### Exercise instructions
1/ List the numbered headings that appear in the agreement excerpt, each with its number.
2/ Copy out word for word the passage of the agreement excerpt that begins with "(d) If any provision" and ends with "under this Agreement.".

### Excerpt provided

◇ ◇ ◇ ◇

6. Effect of Pledge on Certain Rights. If any of the Collateral subject to this Agreement consists of nonvoting equity or ownership interests (regardless of class, designation, preference or rights) that may be converted into voting equity or ownership interests upon the occurrence of certain events (including, without limitation, upon the transfer of all or any of the other stock or assets of the issuer), it is agreed that the pledge of such equity or ownership interests pursuant to this Agreement or the enforcement of any of Agent’s rights hereunder shall not be deemed to be the type of event which would trigger such conversion rights notwithstanding any provisions in the Organizational Documents or agreements to which any Debtor is subject or to which any Debtor is party.

 

7. Defaults. The following events shall be “Events of Default”:

 

(a) The occurrence of an Event of Default (as defined in the Debentures) under the Debentures or a breach by the Company of any covenant under the Purchase Agreement which is not cured within ten business days unless such default is capable of cure but cannot be cured within such time frame and such Debtor is using best efforts to cure same in a timely fashion;

 

(b) Any representation or warranty of any Debtor in this Agreement shall prove to have been incorrect in any material respect when made;

 

(c) The failure by any Debtor to observe or perform any of its obligations hereunder for ten business days after delivery to such Debtor of notice of such failure by or on behalf of a Secured Party unless such default is capable of cure but cannot be cured within such time frame and such Debtor is using best efforts to cure same in a timely fashion; or

 

(d) If any provision of this Agreement shall at any time for any reason be declared to be null and void by a court of competent jurisdiction, or the validity or enforceability thereof shall be contested by any Debtor, or a proceeding shall be commenced by any Debtor, or by any governmental authority having jurisdiction over any Debtor, seeking to establish the invalidity or unenforceability thereof, or any Debtor shall deny that any Debtor has any liability or obligation purported to be created under this Agreement.

 

8. Duty To Hold In Trust.

 

(a) Upon the occurrence and during the continuance of any Event of Default, upon the request of the Agent and subject to the Subordination Agreements, each Debtor shall, upon receipt of any revenue, income, dividend, interest or other sums subject to the Security Interests, whether payable pursuant to the Debentures or otherwise, or of any check, draft, note, trade acceptance or other instrument evidencing an obligation to pay any such sum, hold the same in trust for the Secured Parties and shall forthwith endorse and transfer any such sums or instruments, or both, to the Secured Parties, pro-rata in proportion to their respective then-currently outstanding principal amount of Debentures for application to the satisfaction of the Obligations (and if any Debenture is not outstanding, pro-rata in proportion to the initial purchases of the remaining Debentures).

 

(b) If any Debtor shall become entitled to receive or shall receive any securities or other property (including, without limitation, shares of Pledged Securities or instruments representing Pledged Securities acquired after the date hereof, or any options, warrants, rights or other similar property or certificates representing a dividend, or any distribution in connection with any recapitalization, reclassification or increase or reduction of capital, or issued in connection with any reorganization of such Debtor or any of its direct or indirect subsidiaries) in respect of the Pledged Securities (whether as an addition to, in substitution of, or in exchange for, such Pledged Securities or otherwise), such Debtor agrees to: (i) accept the same as the agent of the Secured Parties; (ii) hold the same in trust on behalf of and for the benefit of the Secured Parties; and (iii) subject to the Subordination Agreements, to deliver any and all certificates or instruments evidencing the same to Agent on or before the close of business on the fifth business day following the receipt thereof by such Debtor, in the exact form received together with the Necessary Endorsements, to be held by Agent subject to the terms of this Agreement as Collateral.

◇ ◇ ◇ ◇

### Material
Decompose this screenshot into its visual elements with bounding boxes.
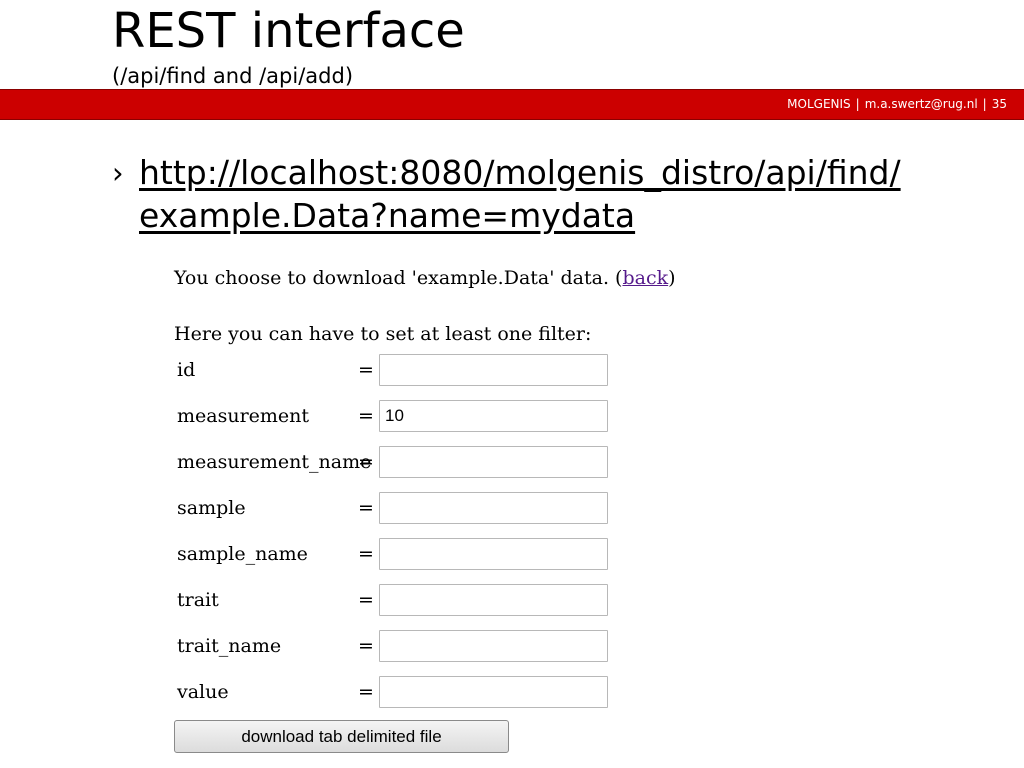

◇ ◇ ◇ ◇

### Task-by-task solutions
1/
6. Effect of Pledge on Certain Rights
7. Defaults
8. Duty To Hold In Trust

2/
(d) If any provision of this Agreement shall at any time for any reason be declared to be null and void by a court of competent jurisdiction, or the validity or enforceability thereof shall be contested by any Debtor, or a proceeding shall be commenced by any Debtor, or by any governmental authority having jurisdiction over any Debtor, seeking to establish the invalidity or unenforceability thereof, or any Debtor shall deny that any Debtor has any liability or obligation purported to be created under this Agreement.